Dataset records
┌──
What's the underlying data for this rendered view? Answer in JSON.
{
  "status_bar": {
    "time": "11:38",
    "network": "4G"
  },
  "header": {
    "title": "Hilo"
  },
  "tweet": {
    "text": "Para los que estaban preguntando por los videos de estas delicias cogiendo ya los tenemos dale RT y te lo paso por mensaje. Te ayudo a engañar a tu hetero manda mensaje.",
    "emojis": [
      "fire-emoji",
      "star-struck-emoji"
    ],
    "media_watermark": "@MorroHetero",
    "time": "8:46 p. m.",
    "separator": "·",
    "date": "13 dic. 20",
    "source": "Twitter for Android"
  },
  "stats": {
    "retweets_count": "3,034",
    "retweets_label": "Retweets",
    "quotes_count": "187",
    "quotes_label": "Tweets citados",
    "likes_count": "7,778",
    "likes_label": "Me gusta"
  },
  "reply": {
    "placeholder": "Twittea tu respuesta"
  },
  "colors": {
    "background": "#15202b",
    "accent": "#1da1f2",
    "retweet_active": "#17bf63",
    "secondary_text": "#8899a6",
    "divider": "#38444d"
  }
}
└──
┌──
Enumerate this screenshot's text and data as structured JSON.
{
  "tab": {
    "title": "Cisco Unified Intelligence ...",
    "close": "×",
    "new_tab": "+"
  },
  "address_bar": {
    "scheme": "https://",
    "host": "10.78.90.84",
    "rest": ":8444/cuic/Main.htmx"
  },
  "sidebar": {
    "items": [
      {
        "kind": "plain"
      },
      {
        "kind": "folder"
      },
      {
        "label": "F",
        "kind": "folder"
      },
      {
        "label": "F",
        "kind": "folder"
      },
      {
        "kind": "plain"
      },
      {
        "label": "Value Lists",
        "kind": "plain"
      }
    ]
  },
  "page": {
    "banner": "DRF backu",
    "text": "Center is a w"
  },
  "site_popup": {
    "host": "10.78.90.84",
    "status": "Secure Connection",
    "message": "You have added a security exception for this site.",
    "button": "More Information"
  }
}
└──
Extract each line holding the word "this" from the records.

EXERCISE ANSWER
What's the underlying data for this rendered view? Answer in JSON.
Enumerate this screenshot's text and data as structured JSON.
    "message": "You have added a security exception for this site.",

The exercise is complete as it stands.